Stored data:
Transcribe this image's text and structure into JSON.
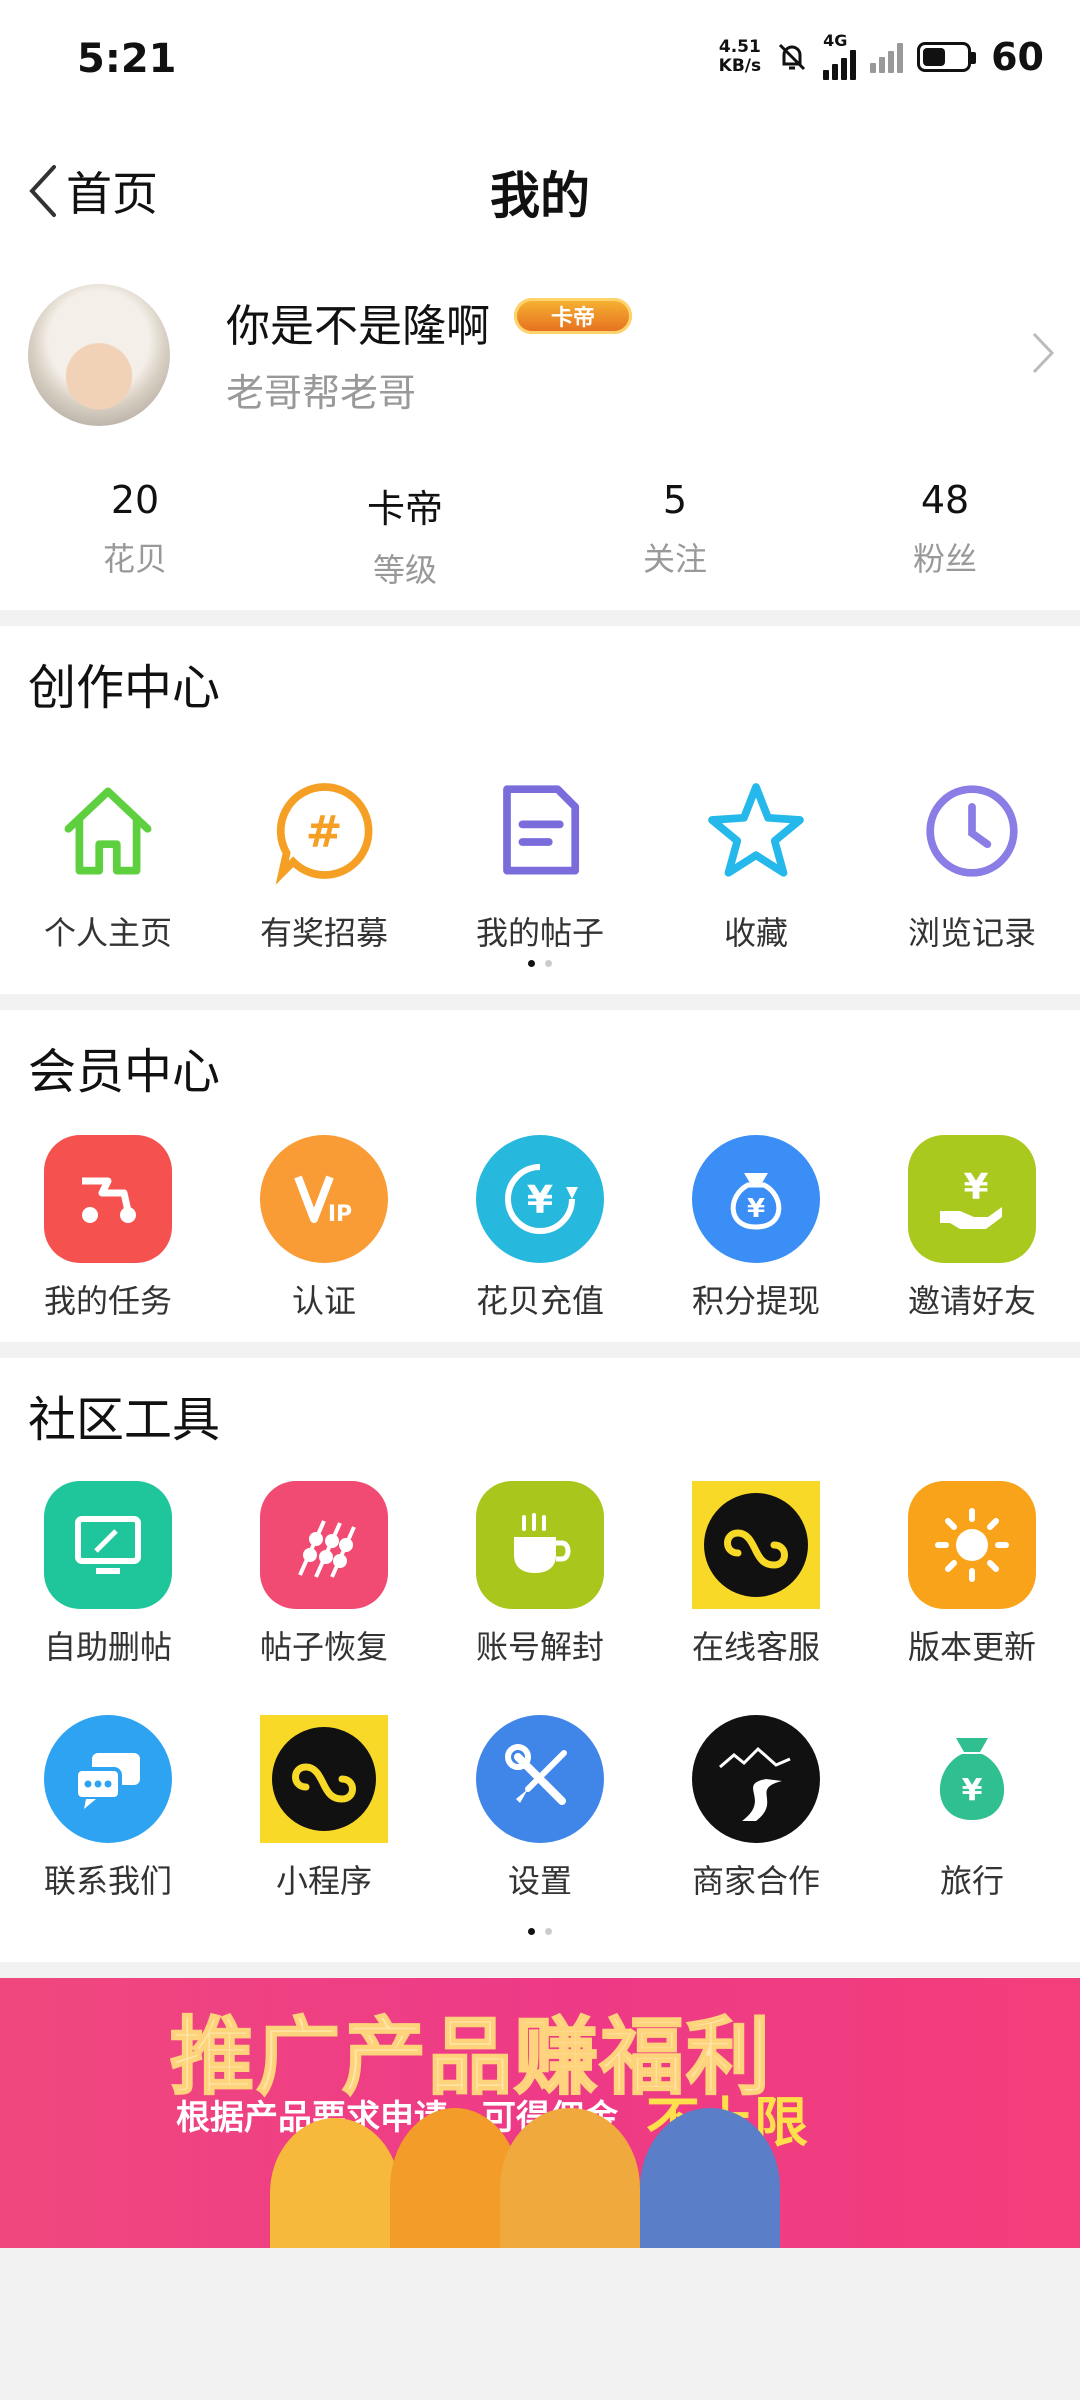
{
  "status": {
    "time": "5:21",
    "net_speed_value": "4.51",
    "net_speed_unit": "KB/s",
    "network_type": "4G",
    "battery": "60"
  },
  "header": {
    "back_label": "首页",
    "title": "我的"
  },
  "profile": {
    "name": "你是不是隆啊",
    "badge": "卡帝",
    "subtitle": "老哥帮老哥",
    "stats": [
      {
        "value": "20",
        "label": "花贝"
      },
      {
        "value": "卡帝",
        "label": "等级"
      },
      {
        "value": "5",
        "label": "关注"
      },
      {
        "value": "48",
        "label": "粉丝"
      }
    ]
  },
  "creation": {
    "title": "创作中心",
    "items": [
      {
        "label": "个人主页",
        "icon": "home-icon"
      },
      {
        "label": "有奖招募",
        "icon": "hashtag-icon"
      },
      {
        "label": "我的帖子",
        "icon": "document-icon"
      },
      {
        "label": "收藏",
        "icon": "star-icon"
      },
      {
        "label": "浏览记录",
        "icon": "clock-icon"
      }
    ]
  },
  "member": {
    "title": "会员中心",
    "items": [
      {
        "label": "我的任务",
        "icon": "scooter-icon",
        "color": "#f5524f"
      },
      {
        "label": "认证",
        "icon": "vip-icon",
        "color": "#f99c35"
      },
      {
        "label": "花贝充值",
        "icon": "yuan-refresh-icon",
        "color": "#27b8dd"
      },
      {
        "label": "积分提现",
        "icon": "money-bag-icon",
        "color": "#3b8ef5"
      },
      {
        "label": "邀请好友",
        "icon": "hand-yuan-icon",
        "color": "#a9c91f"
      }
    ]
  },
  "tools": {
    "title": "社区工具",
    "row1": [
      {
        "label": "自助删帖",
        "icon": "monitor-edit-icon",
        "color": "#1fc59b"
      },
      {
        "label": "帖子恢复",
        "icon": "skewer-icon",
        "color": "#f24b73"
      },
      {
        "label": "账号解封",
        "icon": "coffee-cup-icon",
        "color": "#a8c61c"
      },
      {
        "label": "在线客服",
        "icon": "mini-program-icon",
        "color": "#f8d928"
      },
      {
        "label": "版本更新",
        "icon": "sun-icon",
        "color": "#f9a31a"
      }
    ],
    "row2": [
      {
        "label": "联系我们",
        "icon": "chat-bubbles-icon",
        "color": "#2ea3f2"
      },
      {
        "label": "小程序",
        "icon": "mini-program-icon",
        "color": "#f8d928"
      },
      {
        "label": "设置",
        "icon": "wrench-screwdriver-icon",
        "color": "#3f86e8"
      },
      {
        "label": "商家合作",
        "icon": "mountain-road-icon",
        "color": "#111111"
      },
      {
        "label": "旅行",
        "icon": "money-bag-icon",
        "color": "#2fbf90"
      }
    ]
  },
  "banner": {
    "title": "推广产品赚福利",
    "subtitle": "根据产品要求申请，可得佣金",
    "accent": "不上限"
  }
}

■ **GIVEN EXERCISE**: Copy out all lines from the material above that contain the string "subtitle".

■ **COMPLETE RESPONSE**:
    "subtitle": "老哥帮老哥",
    "subtitle": "根据产品要求申请，可得佣金",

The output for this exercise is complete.